Instructions for the task:
Count every line that includes the string "color" in the entries that follow. Nothing besides the number is needed.

++++ Data provided ++++

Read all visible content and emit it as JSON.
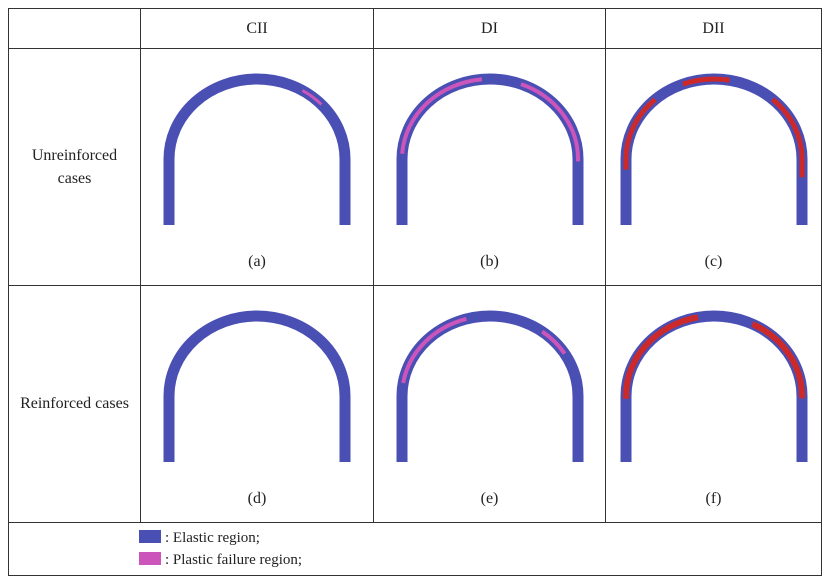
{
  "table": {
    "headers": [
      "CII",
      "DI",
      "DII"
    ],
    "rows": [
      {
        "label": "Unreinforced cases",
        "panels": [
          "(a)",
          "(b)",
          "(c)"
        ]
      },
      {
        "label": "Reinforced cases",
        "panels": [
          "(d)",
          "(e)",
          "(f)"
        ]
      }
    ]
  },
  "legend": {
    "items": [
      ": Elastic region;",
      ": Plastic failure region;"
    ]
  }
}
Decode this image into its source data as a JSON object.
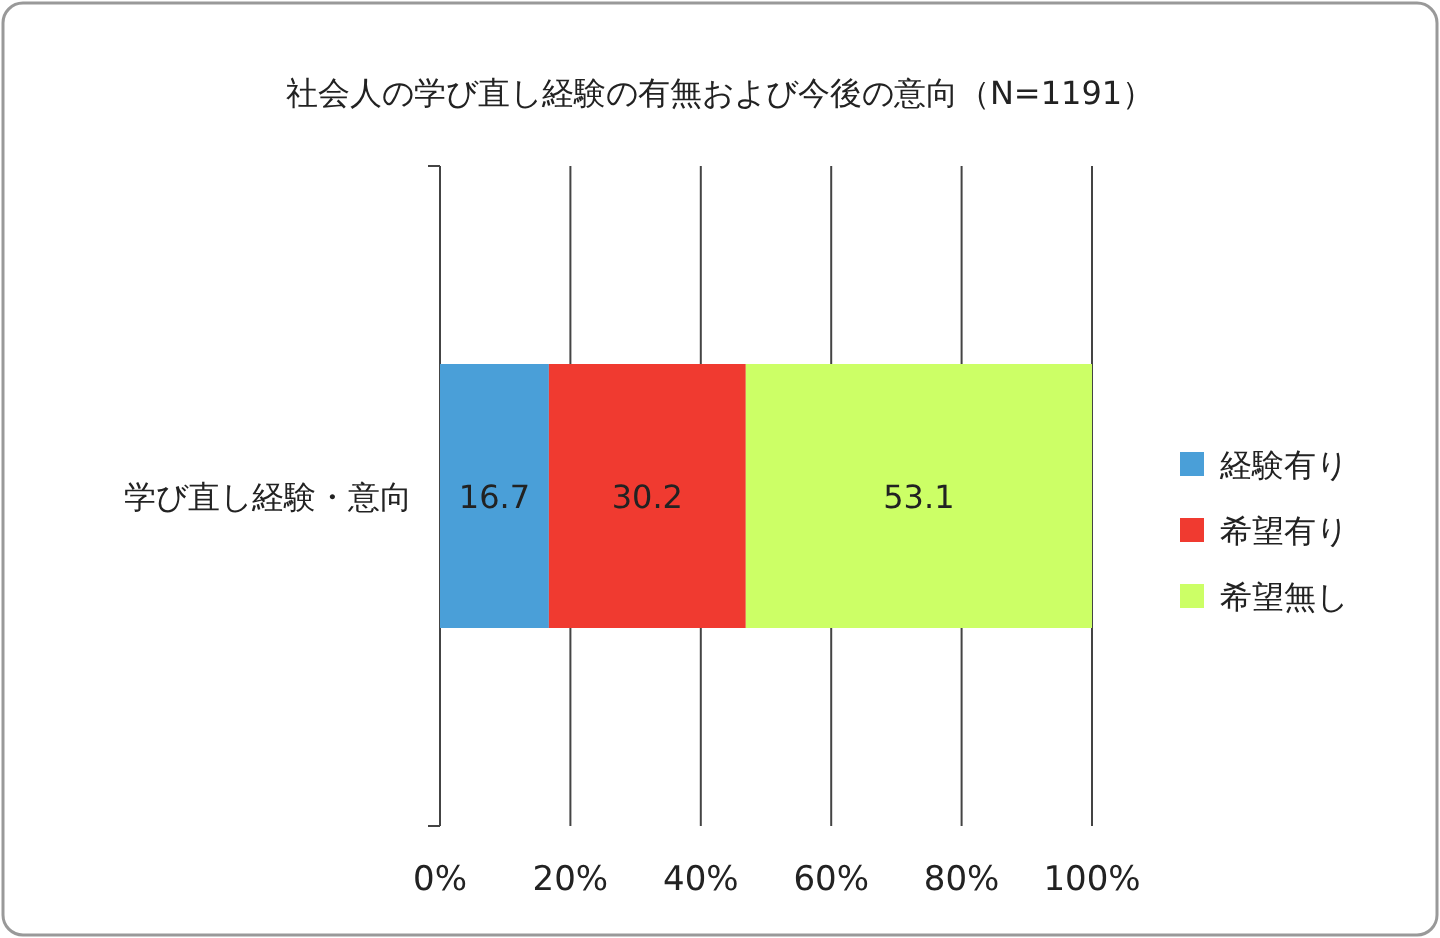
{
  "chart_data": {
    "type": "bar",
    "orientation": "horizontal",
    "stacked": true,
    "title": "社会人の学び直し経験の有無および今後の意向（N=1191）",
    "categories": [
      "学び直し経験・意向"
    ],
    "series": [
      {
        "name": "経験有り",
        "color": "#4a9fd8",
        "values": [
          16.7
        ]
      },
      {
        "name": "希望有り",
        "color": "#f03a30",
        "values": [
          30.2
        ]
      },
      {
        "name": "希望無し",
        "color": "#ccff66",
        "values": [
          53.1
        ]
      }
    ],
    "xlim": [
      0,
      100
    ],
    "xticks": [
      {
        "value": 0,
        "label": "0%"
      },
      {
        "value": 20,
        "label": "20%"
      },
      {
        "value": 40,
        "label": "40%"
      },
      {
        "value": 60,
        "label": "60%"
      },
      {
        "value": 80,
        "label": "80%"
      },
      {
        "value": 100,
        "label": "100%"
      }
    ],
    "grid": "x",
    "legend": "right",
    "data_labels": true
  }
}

++++

Exercise solution:
3